▶ **What you will do**
Can you render every line of the records below as a Markdown table with the columns Row and Line, numbering each row and leaving out blank lines?

▶ **Exercise material**
+--
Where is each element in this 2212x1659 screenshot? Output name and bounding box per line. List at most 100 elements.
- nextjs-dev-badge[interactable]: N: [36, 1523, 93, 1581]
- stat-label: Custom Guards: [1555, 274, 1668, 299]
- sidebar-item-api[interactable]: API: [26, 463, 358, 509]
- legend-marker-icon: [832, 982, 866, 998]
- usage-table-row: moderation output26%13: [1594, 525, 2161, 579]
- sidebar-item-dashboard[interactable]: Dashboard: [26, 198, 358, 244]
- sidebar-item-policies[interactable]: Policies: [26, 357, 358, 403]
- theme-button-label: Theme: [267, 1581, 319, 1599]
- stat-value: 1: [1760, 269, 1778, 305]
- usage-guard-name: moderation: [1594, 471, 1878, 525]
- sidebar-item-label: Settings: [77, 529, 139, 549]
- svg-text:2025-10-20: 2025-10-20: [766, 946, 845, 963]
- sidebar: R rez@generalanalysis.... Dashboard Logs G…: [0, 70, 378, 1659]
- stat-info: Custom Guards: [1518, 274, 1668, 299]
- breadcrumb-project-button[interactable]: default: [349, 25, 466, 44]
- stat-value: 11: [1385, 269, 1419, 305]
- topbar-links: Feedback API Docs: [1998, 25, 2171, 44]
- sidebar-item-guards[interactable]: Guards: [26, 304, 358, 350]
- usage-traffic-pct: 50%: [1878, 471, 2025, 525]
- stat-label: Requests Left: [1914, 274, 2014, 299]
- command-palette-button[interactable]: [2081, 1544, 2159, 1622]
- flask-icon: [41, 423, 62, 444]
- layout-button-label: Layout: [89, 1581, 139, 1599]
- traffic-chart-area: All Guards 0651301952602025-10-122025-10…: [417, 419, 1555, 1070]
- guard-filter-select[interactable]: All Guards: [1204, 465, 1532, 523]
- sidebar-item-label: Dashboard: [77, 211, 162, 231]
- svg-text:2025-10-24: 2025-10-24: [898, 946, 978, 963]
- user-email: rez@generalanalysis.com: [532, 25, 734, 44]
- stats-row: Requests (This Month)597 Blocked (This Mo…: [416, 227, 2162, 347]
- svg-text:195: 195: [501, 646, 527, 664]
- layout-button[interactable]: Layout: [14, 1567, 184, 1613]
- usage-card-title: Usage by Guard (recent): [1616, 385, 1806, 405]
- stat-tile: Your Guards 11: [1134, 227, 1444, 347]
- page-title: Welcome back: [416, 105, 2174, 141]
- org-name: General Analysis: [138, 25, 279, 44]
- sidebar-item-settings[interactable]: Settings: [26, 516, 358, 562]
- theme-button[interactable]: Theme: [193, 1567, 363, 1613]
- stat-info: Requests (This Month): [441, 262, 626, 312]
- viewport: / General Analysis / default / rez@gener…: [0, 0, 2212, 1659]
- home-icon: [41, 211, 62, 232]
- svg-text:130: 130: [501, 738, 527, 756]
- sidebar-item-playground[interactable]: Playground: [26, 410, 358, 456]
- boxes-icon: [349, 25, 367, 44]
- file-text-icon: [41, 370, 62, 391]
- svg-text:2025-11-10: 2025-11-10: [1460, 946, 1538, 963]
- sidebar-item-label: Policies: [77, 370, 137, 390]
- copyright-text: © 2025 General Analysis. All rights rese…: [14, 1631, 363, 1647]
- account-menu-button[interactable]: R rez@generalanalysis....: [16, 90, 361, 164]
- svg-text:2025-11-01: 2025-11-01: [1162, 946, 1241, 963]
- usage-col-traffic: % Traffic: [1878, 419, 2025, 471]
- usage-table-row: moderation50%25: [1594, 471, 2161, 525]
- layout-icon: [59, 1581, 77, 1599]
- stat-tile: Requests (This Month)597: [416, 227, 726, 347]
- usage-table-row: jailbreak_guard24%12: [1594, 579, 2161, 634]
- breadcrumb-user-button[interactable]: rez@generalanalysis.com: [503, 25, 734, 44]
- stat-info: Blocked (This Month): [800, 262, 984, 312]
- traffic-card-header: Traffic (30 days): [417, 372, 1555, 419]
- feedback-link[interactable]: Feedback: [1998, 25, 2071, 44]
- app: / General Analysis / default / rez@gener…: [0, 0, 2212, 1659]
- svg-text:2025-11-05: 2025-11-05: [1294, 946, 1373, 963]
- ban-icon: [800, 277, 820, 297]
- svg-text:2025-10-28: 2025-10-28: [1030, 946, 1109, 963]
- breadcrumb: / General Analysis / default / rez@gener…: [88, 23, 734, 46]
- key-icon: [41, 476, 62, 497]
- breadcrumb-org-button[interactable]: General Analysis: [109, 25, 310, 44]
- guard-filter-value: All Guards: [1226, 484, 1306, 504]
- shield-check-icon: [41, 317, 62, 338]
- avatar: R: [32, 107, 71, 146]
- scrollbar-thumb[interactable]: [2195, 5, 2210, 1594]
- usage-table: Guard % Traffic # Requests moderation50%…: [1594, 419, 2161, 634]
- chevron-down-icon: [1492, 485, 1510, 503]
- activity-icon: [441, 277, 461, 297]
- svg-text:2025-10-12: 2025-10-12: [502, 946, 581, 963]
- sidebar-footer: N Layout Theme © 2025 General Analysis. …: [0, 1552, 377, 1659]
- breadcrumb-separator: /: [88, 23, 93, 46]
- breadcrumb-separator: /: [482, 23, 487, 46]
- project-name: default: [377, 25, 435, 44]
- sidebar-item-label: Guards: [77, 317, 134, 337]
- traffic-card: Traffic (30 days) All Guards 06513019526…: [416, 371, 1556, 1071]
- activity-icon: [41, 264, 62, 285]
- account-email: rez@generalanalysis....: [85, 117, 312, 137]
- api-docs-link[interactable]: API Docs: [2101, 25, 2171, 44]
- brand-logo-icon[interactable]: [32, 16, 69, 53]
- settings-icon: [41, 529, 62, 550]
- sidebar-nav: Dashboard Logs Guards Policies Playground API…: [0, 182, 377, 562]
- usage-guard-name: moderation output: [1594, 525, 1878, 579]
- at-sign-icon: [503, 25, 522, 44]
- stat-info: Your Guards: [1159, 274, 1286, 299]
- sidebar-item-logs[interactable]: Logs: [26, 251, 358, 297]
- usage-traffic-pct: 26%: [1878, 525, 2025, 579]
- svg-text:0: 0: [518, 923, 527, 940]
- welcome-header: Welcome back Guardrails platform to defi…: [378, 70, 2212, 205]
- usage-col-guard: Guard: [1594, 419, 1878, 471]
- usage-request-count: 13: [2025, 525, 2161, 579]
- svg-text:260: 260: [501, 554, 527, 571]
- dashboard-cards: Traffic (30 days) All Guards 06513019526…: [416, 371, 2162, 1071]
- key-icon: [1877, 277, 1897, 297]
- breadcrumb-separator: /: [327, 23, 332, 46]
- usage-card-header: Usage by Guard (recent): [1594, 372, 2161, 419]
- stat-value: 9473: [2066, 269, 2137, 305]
+--
▶ **Worked solution**
| Row | Line |
|---|---|
| 1 | Where is each element in this 2212x1659 screenshot? Output name and bounding box per line. List at most 100 elements. |
| 2 | - nextjs-dev-badge[interactable]: N: [36, 1523, 93, 1581] |
| 3 | - stat-label: Custom Guards: [1555, 274, 1668, 299] |
| 4 | - sidebar-item-api[interactable]: API: [26, 463, 358, 509] |
| 5 | - legend-marker-icon: [832, 982, 866, 998] |
| 6 | - usage-table-row: moderation output26%13: [1594, 525, 2161, 579] |
| 7 | - sidebar-item-dashboard[interactable]: Dashboard: [26, 198, 358, 244] |
| 8 | - sidebar-item-policies[interactable]: Policies: [26, 357, 358, 403] |
| 9 | - theme-button-label: Theme: [267, 1581, 319, 1599] |
| 10 | - stat-value: 1: [1760, 269, 1778, 305] |
| 11 | - usage-guard-name: moderation: [1594, 471, 1878, 525] |
| 12 | - sidebar-item-label: Settings: [77, 529, 139, 549] |
| 13 | - svg-text:2025-10-20: 2025-10-20: [766, 946, 845, 963] |
| 14 | - sidebar: R rez@generalanalysis.... Dashboard Logs G…: [0, 70, 378, 1659] |
| 15 | - stat-info: Custom Guards: [1518, 274, 1668, 299] |
| 16 | - breadcrumb-project-button[interactable]: default: [349, 25, 466, 44] |
| 17 | - stat-value: 11: [1385, 269, 1419, 305] |
| 18 | - topbar-links: Feedback API Docs: [1998, 25, 2171, 44] |
| 19 | - sidebar-item-guards[interactable]: Guards: [26, 304, 358, 350] |
| 20 | - usage-traffic-pct: 50%: [1878, 471, 2025, 525] |
| 21 | - stat-label: Requests Left: [1914, 274, 2014, 299] |
| 22 | - command-palette-button[interactable]: [2081, 1544, 2159, 1622] |
| 23 | - flask-icon: [41, 423, 62, 444] |
| 24 | - layout-button-label: Layout: [89, 1581, 139, 1599] |
| 25 | - traffic-chart-area: All Guards 0651301952602025-10-122025-10…: [417, 419, 1555, 1070] |
| 26 | - guard-filter-select[interactable]: All Guards: [1204, 465, 1532, 523] |
| 27 | - sidebar-item-label: Dashboard: [77, 211, 162, 231] |
| 28 | - svg-text:2025-10-24: 2025-10-24: [898, 946, 978, 963] |
| 29 | - user-email: rez@generalanalysis.com: [532, 25, 734, 44] |
| 30 | - stats-row: Requests (This Month)597 Blocked (This Mo…: [416, 227, 2162, 347] |
| 31 | - svg-text:195: 195: [501, 646, 527, 664] |
| 32 | - layout-button[interactable]: Layout: [14, 1567, 184, 1613] |
| 33 | - usage-card-title: Usage by Guard (recent): [1616, 385, 1806, 405] |
| 34 | - stat-tile: Your Guards 11: [1134, 227, 1444, 347] |
| 35 | - page-title: Welcome back: [416, 105, 2174, 141] |
| 36 | - org-name: General Analysis: [138, 25, 279, 44] |
| 37 | - sidebar-item-settings[interactable]: Settings: [26, 516, 358, 562] |
| 38 | - theme-button[interactable]: Theme: [193, 1567, 363, 1613] |
| 39 | - stat-info: Requests (This Month): [441, 262, 626, 312] |
| 40 | - viewport: / General Analysis / default / rez@gener…: [0, 0, 2212, 1659] |
| 41 | - home-icon: [41, 211, 62, 232] |
| 42 | - svg-text:130: 130: [501, 738, 527, 756] |
| 43 | - sidebar-item-playground[interactable]: Playground: [26, 410, 358, 456] |
| 44 | - boxes-icon: [349, 25, 367, 44] |
| 45 | - file-text-icon: [41, 370, 62, 391] |
| 46 | - svg-text:2025-11-10: 2025-11-10: [1460, 946, 1538, 963] |
| 47 | - sidebar-item-label: Policies: [77, 370, 137, 390] |
| 48 | - copyright-text: © 2025 General Analysis. All rights rese…: [14, 1631, 363, 1647] |
| 49 | - account-menu-button[interactable]: R rez@generalanalysis....: [16, 90, 361, 164] |
| 50 | - svg-text:2025-11-01: 2025-11-01: [1162, 946, 1241, 963] |
| 51 | - usage-col-traffic: % Traffic: [1878, 419, 2025, 471] |
| 52 | - usage-table-row: moderation50%25: [1594, 471, 2161, 525] |
| 53 | - layout-icon: [59, 1581, 77, 1599] |
| 54 | - stat-tile: Requests (This Month)597: [416, 227, 726, 347] |
| 55 | - usage-table-row: jailbreak_guard24%12: [1594, 579, 2161, 634] |
| 56 | - breadcrumb-user-button[interactable]: rez@generalanalysis.com: [503, 25, 734, 44] |
| 57 | - stat-info: Blocked (This Month): [800, 262, 984, 312] |
| 58 | - traffic-card-header: Traffic (30 days): [417, 372, 1555, 419] |
| 59 | - feedback-link[interactable]: Feedback: [1998, 25, 2071, 44] |
| 60 | - app: / General Analysis / default / rez@gener…: [0, 0, 2212, 1659] |
| 61 | - svg-text:2025-11-05: 2025-11-05: [1294, 946, 1373, 963] |
| 62 | - ban-icon: [800, 277, 820, 297] |
| 63 | - svg-text:2025-10-28: 2025-10-28: [1030, 946, 1109, 963] |
| 64 | - breadcrumb: / General Analysis / default / rez@gener…: [88, 23, 734, 46] |
| 65 | - key-icon: [41, 476, 62, 497] |
| 66 | - breadcrumb-org-button[interactable]: General Analysis: [109, 25, 310, 44] |
| 67 | - guard-filter-value: All Guards: [1226, 484, 1306, 504] |
| 68 | - shield-check-icon: [41, 317, 62, 338] |
| 69 | - avatar: R: [32, 107, 71, 146] |
| 70 | - scrollbar-thumb[interactable]: [2195, 5, 2210, 1594] |
| 71 | - usage-table: Guard % Traffic # Requests moderation50%…: [1594, 419, 2161, 634] |
| 72 | - chevron-down-icon: [1492, 485, 1510, 503] |
| 73 | - activity-icon: [441, 277, 461, 297] |
| 74 | - svg-text:2025-10-12: 2025-10-12: [502, 946, 581, 963] |
| 75 | - sidebar-footer: N Layout Theme © 2025 General Analysis. …: [0, 1552, 377, 1659] |
| 76 | - breadcrumb-separator: /: [88, 23, 93, 46] |
| 77 | - breadcrumb-separator: /: [482, 23, 487, 46] |
| 78 | - project-name: default: [377, 25, 435, 44] |
| 79 | - sidebar-item-label: Guards: [77, 317, 134, 337] |
| 80 | - traffic-card: Traffic (30 days) All Guards 06513019526…: [416, 371, 1556, 1071] |
| 81 | - activity-icon: [41, 264, 62, 285] |
| 82 | - account-email: rez@generalanalysis....: [85, 117, 312, 137] |
| 83 | - api-docs-link[interactable]: API Docs: [2101, 25, 2171, 44] |
| 84 | - brand-logo-icon[interactable]: [32, 16, 69, 53] |
| 85 | - settings-icon: [41, 529, 62, 550] |
| 86 | - sidebar-nav: Dashboard Logs Guards Policies Playground API…: [0, 182, 377, 562] |
| 87 | - usage-guard-name: moderation output: [1594, 525, 1878, 579] |
| 88 | - at-sign-icon: [503, 25, 522, 44] |
| 89 | - stat-info: Your Guards: [1159, 274, 1286, 299] |
| 90 | - sidebar-item-logs[interactable]: Logs: [26, 251, 358, 297] |
| 91 | - usage-traffic-pct: 26%: [1878, 525, 2025, 579] |
| 92 | - svg-text:0: 0: [518, 923, 527, 940] |
| 93 | - welcome-header: Welcome back Guardrails platform to defi…: [378, 70, 2212, 205] |
| 94 | - usage-col-guard: Guard: [1594, 419, 1878, 471] |
| 95 | - usage-request-count: 13: [2025, 525, 2161, 579] |
| 96 | - svg-text:260: 260: [501, 554, 527, 571] |
| 97 | - dashboard-cards: Traffic (30 days) All Guards 06513019526…: [416, 371, 2162, 1071] |
| 98 | - key-icon: [1877, 277, 1897, 297] |
| 99 | - breadcrumb-separator: /: [327, 23, 332, 46] |
| 100 | - usage-card-header: Usage by Guard (recent): [1594, 372, 2161, 419] |
| 101 | - stat-value: 9473: [2066, 269, 2137, 305] |